In the data below, find every line with the string "always" and pull it out.

#####

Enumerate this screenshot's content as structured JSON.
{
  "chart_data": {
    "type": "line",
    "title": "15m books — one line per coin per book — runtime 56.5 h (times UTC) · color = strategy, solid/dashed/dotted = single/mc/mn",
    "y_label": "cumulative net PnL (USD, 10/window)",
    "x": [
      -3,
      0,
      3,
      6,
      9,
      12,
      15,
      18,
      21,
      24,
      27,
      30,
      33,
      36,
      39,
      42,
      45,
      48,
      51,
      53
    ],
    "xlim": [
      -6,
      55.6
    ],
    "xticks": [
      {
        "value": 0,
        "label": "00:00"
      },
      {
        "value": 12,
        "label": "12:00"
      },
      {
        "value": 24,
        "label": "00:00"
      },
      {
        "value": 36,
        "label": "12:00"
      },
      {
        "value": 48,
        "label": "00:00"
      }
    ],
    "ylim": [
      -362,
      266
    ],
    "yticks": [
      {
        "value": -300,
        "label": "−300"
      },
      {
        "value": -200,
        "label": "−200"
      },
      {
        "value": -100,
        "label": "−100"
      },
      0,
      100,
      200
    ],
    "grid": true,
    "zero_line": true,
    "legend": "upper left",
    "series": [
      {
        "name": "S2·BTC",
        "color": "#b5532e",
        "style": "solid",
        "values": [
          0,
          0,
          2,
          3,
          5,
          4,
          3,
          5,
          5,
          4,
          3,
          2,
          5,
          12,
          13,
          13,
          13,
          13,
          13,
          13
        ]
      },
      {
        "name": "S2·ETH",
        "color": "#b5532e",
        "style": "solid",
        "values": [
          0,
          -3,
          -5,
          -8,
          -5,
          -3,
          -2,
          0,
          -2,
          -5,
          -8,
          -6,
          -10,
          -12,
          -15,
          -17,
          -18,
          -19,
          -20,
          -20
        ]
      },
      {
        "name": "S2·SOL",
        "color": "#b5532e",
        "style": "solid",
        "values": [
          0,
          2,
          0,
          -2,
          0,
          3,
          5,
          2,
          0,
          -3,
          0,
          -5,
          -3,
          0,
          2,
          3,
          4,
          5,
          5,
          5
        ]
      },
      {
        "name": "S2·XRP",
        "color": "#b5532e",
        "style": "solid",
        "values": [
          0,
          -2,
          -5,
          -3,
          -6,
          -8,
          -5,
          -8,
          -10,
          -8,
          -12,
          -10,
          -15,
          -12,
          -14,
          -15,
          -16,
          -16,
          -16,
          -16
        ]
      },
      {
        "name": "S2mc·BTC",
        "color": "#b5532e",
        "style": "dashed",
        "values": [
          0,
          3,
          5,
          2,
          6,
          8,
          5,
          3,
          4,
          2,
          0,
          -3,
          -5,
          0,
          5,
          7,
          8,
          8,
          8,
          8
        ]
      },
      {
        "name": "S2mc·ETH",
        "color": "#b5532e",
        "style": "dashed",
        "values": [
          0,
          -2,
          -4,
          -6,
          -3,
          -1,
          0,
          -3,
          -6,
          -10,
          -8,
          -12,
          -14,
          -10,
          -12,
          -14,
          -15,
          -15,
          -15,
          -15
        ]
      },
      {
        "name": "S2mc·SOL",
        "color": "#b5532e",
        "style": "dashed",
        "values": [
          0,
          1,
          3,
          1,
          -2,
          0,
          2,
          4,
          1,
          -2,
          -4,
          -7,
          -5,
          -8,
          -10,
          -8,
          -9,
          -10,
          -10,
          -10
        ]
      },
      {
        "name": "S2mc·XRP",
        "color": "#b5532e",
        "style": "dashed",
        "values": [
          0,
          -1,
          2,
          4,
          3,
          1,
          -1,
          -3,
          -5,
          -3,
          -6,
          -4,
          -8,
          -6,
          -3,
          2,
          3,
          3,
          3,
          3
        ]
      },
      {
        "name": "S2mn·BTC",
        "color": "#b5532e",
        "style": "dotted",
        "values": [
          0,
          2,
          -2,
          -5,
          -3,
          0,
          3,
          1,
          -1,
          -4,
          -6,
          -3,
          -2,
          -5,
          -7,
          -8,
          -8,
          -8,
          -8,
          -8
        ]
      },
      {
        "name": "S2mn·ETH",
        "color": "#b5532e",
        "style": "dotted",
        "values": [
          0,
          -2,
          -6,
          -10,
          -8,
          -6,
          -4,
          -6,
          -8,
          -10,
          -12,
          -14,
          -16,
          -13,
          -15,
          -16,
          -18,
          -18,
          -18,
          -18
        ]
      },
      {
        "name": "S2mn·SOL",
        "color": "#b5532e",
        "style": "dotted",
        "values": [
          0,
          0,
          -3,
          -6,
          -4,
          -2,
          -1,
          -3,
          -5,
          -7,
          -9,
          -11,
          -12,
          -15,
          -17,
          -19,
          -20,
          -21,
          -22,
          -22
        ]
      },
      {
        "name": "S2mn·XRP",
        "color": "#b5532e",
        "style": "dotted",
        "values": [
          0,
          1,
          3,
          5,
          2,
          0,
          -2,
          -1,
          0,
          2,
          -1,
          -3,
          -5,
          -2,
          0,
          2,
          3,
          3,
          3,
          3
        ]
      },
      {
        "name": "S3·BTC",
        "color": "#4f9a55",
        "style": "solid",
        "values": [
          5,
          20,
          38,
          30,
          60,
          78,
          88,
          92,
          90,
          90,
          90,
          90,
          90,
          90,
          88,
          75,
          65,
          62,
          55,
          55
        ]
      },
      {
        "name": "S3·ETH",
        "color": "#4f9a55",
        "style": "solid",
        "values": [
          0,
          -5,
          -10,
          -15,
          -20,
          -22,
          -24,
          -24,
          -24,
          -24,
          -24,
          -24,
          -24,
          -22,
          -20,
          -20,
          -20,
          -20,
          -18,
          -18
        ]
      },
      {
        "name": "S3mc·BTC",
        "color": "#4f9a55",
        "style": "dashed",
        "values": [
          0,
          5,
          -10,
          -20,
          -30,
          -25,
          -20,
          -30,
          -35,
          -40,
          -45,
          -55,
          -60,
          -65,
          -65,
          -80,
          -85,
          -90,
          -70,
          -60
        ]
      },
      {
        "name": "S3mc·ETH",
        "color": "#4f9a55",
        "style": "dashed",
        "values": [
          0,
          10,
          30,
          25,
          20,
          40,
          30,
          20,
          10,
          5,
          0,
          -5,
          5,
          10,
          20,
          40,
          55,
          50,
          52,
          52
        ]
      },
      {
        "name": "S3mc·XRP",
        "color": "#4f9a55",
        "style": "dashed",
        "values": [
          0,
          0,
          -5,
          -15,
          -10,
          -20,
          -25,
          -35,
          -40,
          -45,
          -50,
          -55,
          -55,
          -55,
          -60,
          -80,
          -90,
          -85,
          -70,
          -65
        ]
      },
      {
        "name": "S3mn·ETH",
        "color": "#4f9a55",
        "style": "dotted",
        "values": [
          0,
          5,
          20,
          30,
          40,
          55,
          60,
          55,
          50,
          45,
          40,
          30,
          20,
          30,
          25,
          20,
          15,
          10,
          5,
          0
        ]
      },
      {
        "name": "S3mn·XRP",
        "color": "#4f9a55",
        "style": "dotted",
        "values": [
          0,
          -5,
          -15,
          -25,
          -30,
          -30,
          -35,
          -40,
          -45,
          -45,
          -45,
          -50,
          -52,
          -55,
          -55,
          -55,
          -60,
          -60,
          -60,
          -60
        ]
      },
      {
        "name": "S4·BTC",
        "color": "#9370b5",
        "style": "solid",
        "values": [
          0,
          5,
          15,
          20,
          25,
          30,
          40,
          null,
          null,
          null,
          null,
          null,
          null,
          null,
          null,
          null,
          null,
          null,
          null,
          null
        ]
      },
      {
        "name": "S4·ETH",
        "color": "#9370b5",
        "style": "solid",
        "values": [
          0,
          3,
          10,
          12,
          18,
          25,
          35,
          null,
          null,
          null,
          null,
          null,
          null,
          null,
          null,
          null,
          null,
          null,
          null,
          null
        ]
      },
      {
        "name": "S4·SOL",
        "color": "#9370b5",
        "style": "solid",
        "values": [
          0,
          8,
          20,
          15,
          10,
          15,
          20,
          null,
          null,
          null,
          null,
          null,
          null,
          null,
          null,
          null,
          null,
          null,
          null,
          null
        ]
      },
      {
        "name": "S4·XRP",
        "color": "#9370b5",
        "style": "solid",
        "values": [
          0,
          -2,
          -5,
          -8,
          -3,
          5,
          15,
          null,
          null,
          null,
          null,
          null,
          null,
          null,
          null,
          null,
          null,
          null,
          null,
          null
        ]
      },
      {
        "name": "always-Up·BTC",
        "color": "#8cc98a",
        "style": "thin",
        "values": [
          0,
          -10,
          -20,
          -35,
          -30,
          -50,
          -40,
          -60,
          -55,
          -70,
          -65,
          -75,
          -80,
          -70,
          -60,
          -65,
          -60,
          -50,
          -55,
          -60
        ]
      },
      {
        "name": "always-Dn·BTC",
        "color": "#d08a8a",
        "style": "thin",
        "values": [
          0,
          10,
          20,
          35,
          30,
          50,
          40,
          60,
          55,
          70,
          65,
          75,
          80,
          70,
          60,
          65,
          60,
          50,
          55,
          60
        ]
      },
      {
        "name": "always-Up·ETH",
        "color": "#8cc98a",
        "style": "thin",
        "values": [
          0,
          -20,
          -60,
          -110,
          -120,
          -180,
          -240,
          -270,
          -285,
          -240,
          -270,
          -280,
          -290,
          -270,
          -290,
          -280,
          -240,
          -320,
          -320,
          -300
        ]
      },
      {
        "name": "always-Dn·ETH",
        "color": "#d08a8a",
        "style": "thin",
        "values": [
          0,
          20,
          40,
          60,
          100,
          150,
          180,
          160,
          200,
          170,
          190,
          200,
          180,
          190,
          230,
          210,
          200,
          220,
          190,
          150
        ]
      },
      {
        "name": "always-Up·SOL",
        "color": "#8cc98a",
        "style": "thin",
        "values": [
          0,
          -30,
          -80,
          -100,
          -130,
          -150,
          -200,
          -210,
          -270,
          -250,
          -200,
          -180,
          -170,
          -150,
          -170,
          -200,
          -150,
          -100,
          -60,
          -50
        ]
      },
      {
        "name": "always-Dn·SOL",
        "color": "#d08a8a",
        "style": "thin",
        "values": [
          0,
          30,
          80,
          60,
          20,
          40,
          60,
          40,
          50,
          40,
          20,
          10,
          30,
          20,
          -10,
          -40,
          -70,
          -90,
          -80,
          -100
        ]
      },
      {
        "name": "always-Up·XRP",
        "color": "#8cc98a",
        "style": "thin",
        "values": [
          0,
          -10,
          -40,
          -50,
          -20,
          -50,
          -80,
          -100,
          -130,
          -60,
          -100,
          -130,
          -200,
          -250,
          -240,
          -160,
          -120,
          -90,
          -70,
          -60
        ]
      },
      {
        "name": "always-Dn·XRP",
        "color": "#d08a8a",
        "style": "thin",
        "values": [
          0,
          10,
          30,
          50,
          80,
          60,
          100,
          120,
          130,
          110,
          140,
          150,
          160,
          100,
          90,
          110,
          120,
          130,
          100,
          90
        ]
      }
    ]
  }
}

#####

Solution to this exercise =
        "name": "always-Up·BTC",
        "name": "always-Dn·BTC",
        "name": "always-Up·ETH",
        "name": "always-Dn·ETH",
        "name": "always-Up·SOL",
        "name": "always-Dn·SOL",
        "name": "always-Up·XRP",
        "name": "always-Dn·XRP",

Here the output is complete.